#### RAW DATA

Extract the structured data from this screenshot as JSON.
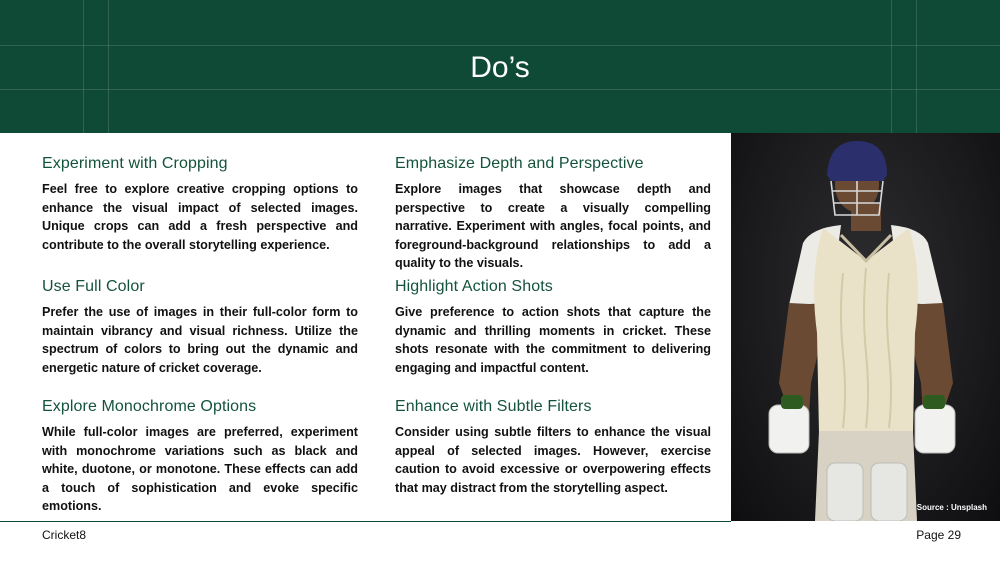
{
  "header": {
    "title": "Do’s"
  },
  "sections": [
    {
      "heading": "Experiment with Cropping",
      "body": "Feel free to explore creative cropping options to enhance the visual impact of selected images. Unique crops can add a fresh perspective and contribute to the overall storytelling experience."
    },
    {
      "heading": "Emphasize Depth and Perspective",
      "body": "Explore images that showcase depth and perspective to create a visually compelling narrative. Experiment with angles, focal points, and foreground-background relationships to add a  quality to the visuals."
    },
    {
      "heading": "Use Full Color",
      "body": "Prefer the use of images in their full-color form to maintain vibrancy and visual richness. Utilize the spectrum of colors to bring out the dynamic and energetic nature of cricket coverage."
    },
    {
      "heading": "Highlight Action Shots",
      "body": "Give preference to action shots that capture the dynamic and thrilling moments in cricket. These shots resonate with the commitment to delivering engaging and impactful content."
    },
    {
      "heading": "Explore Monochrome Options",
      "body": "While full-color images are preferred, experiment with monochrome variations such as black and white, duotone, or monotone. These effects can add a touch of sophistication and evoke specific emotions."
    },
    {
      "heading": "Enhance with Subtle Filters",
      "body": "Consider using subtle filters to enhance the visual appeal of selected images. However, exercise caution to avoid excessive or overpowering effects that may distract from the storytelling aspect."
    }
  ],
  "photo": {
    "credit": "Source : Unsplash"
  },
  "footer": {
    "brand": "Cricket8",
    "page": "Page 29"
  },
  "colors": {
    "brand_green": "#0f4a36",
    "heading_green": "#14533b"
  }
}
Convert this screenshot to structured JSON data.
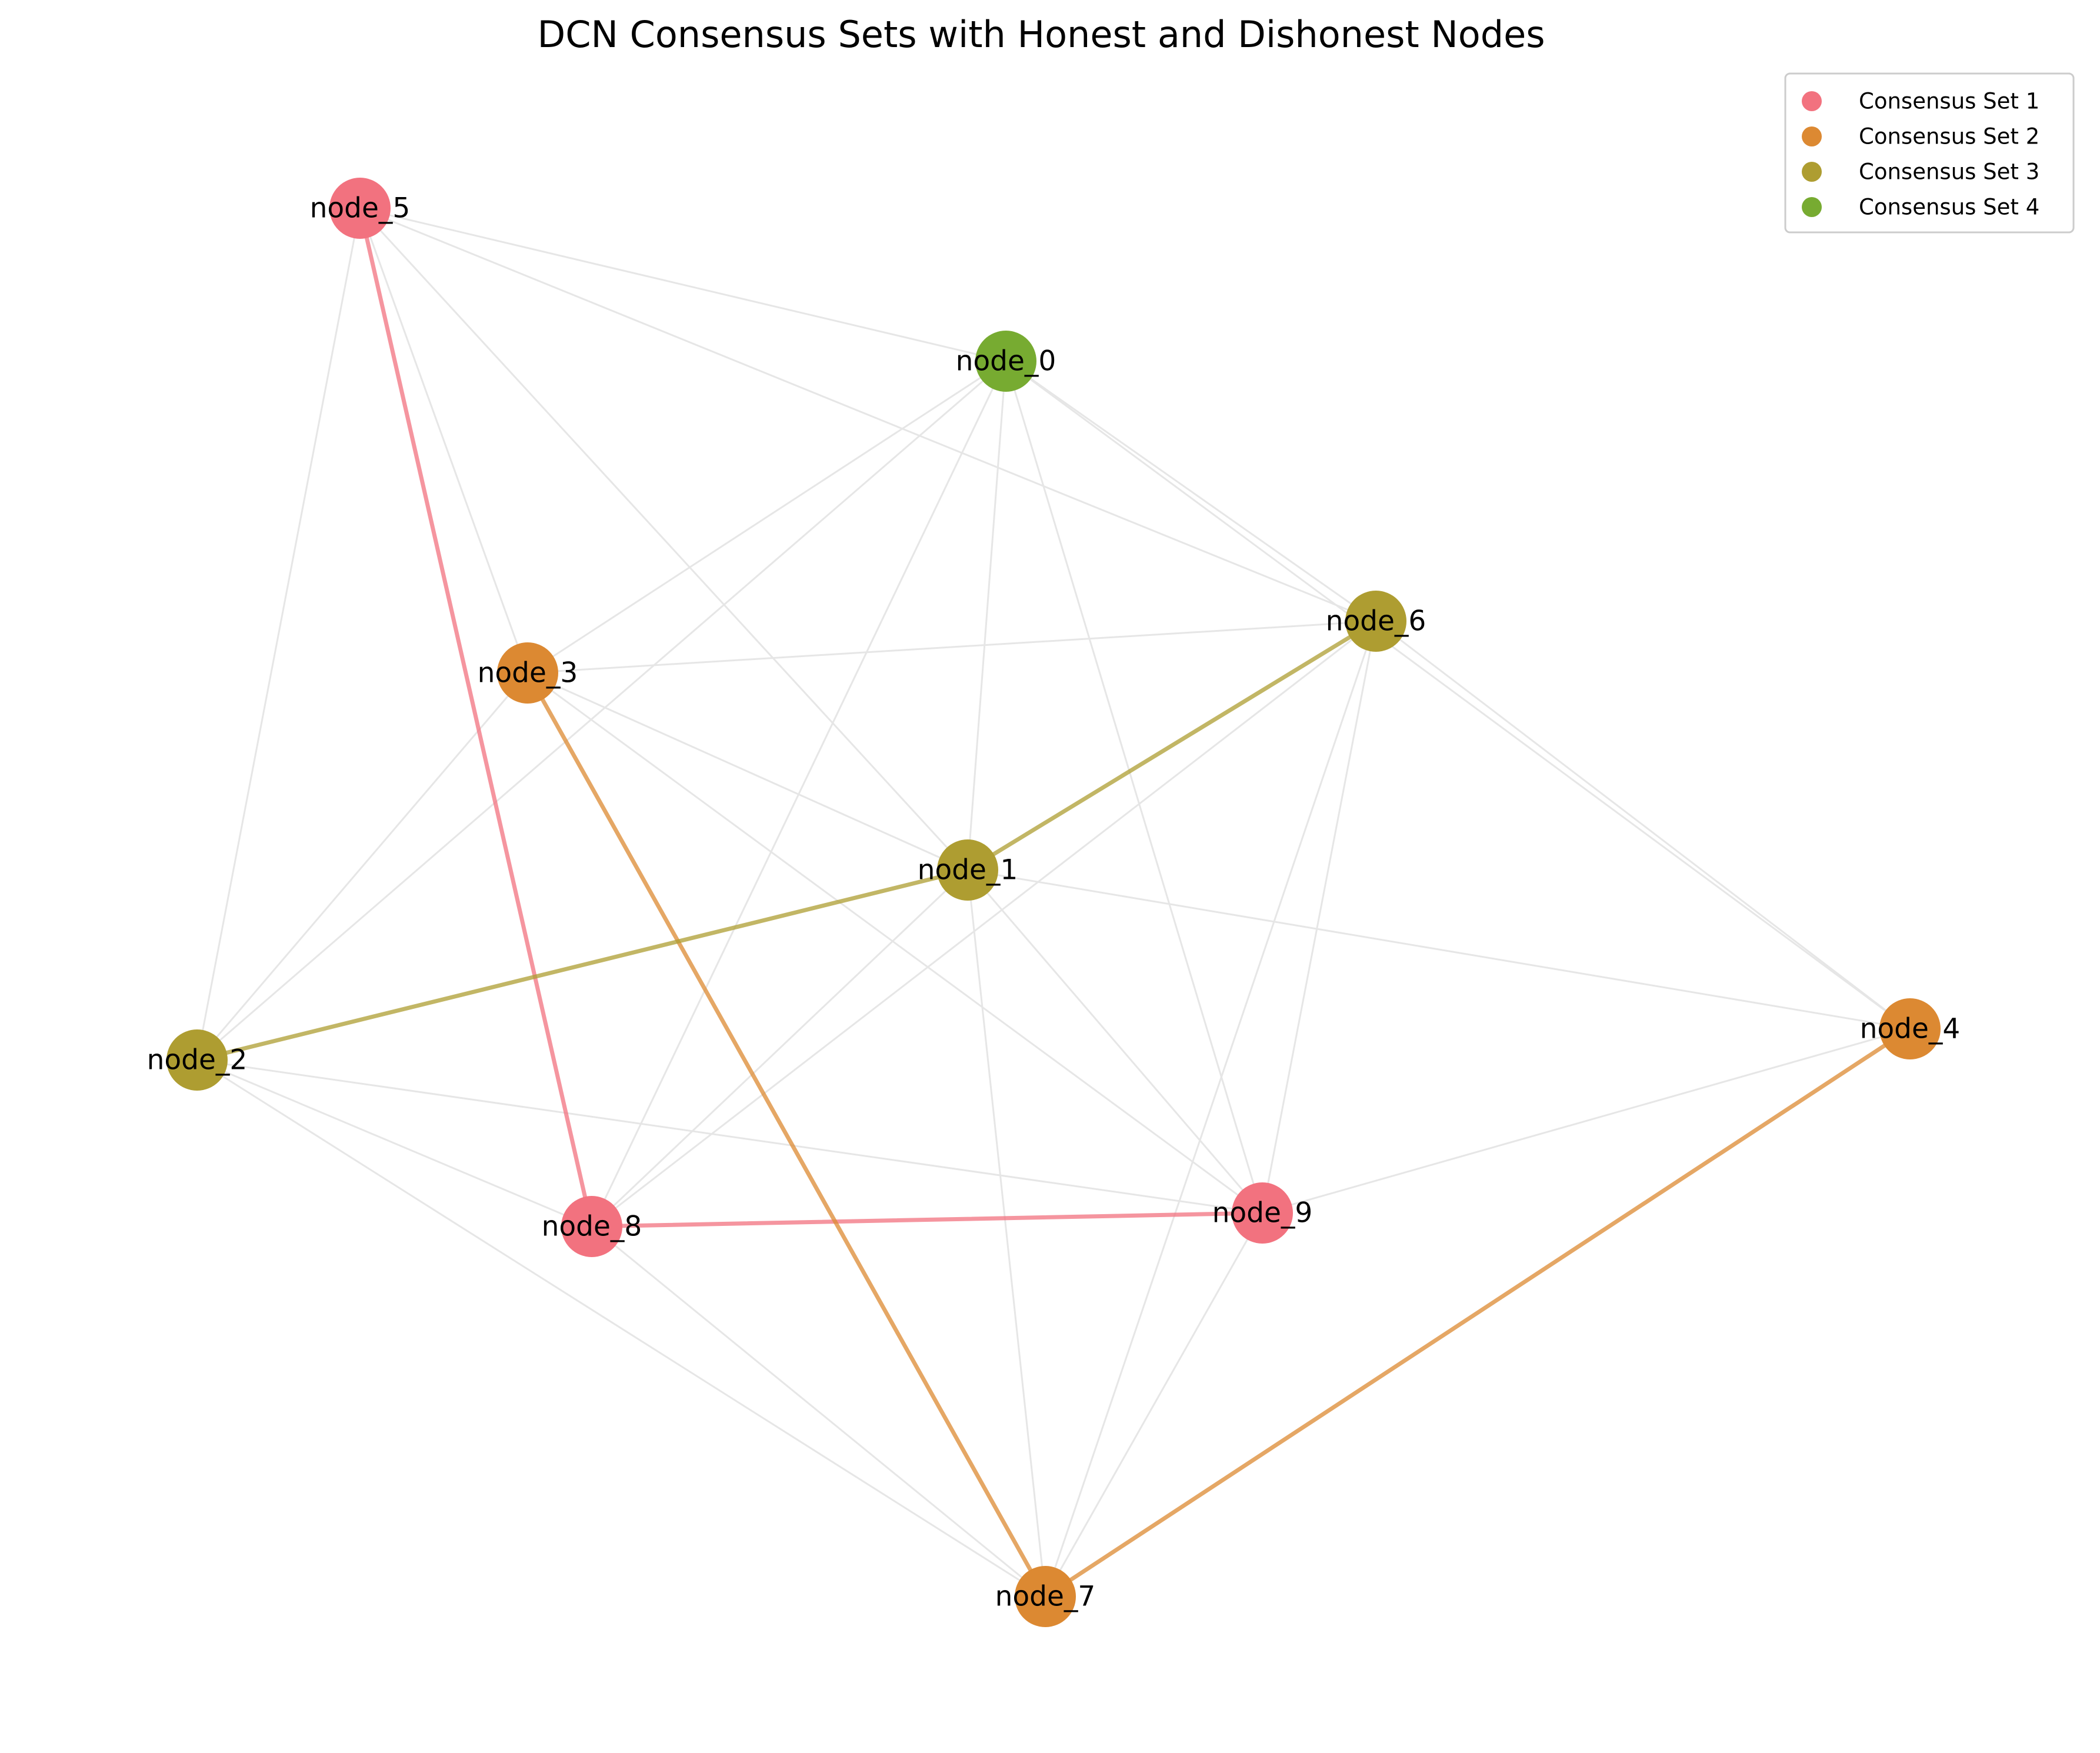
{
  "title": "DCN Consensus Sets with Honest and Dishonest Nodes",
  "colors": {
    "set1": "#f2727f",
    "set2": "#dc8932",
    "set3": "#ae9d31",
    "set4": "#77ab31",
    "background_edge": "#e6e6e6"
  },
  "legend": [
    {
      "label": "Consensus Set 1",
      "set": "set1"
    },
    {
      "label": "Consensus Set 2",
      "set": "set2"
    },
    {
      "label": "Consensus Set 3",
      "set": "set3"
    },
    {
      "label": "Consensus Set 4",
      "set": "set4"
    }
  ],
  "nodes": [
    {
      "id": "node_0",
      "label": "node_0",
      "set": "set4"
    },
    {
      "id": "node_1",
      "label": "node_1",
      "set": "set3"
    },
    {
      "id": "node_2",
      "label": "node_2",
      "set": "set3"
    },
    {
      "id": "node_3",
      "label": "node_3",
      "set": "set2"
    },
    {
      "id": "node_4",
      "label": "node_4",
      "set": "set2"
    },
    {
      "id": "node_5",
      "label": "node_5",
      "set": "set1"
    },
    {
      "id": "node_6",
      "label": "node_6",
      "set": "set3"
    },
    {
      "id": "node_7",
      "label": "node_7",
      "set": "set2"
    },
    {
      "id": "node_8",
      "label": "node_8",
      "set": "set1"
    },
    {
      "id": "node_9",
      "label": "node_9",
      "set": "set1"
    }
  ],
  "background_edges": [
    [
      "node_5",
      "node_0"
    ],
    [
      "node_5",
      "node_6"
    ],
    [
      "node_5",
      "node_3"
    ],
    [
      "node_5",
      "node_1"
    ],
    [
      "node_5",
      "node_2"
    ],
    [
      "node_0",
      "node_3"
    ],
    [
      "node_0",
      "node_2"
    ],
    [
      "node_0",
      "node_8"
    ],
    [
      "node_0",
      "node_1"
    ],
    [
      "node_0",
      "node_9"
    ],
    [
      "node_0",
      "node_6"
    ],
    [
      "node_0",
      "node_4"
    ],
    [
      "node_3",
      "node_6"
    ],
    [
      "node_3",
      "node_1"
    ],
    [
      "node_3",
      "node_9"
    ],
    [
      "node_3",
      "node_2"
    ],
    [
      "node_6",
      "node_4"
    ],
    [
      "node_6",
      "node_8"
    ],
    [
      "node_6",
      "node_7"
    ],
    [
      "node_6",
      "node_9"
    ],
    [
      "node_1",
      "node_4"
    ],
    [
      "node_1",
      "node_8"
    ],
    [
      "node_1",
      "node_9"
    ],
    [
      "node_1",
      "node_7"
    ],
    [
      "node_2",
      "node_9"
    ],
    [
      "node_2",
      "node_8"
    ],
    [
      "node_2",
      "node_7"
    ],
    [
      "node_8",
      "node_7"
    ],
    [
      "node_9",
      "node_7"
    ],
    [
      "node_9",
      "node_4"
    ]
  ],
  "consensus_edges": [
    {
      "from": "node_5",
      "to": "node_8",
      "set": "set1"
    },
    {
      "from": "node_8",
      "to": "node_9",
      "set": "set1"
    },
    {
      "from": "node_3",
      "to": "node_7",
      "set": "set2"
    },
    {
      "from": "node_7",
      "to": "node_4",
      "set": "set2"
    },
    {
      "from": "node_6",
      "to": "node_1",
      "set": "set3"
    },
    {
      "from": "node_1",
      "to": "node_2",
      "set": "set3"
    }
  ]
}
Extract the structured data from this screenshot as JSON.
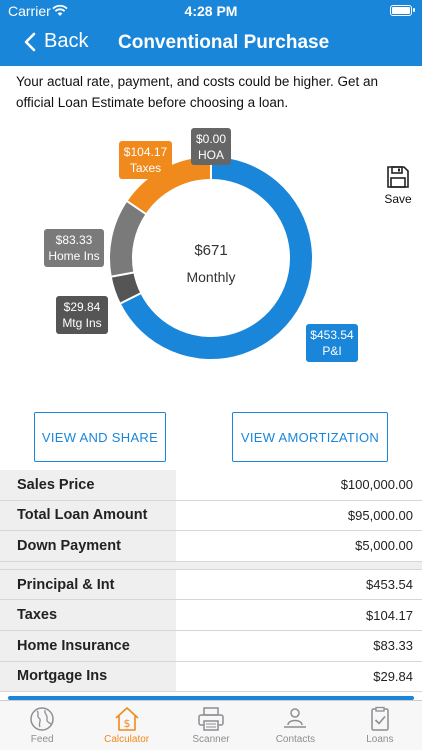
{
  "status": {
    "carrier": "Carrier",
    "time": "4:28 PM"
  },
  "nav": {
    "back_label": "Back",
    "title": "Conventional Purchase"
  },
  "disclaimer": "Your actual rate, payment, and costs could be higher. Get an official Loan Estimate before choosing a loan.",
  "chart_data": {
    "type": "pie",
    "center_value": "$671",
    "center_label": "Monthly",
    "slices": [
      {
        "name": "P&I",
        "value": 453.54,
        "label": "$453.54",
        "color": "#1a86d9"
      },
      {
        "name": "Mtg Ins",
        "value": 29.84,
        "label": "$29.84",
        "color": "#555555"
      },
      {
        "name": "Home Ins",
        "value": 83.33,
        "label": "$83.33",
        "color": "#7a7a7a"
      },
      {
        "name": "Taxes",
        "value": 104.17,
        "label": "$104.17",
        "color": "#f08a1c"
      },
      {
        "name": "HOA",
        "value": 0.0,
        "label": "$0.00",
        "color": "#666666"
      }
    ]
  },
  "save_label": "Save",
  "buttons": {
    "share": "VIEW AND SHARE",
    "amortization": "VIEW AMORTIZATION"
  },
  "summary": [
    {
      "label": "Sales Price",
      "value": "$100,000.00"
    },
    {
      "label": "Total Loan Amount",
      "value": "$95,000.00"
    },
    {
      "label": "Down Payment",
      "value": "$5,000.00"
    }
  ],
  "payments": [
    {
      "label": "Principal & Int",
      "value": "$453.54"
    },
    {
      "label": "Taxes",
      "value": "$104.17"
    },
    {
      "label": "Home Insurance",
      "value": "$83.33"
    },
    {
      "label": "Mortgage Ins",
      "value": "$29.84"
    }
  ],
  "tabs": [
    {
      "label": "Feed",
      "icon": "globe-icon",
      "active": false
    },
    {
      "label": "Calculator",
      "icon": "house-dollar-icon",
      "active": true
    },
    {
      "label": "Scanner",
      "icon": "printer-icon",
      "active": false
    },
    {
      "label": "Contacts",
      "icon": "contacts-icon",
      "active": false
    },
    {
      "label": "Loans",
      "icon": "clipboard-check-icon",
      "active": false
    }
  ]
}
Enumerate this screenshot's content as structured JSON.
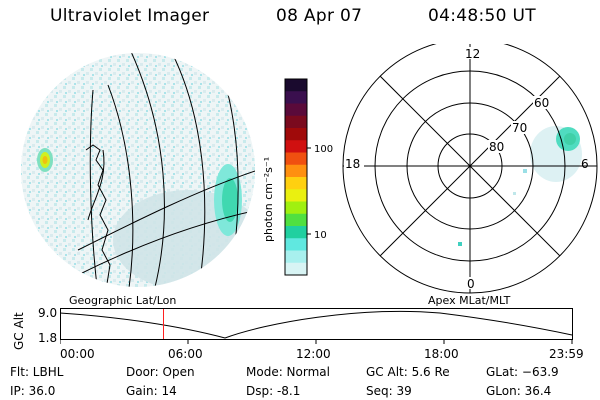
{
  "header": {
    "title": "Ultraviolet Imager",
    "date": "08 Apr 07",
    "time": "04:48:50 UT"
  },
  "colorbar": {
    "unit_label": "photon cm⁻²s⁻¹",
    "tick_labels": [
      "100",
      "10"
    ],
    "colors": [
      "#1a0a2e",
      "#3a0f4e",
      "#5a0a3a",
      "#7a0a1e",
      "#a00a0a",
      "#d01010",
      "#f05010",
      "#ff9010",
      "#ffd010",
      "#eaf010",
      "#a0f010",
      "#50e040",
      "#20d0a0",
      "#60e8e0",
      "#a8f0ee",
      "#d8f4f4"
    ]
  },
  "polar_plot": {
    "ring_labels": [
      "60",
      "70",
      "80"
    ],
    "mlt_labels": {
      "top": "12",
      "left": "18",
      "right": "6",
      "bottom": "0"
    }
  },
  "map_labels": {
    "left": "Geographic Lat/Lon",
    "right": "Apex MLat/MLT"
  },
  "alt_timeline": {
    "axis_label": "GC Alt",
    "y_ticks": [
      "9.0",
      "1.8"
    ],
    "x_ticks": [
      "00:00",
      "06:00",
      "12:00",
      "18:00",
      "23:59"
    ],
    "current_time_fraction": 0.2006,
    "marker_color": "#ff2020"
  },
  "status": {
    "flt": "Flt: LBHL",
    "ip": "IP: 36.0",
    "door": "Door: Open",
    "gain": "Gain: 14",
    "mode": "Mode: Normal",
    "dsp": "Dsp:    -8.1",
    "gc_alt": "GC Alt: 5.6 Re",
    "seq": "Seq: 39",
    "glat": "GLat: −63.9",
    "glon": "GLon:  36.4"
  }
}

########

◆ AIM ◆
Say only how many lines in the records carry the word "screenshot".

◆ TASK ANSWER ◆
4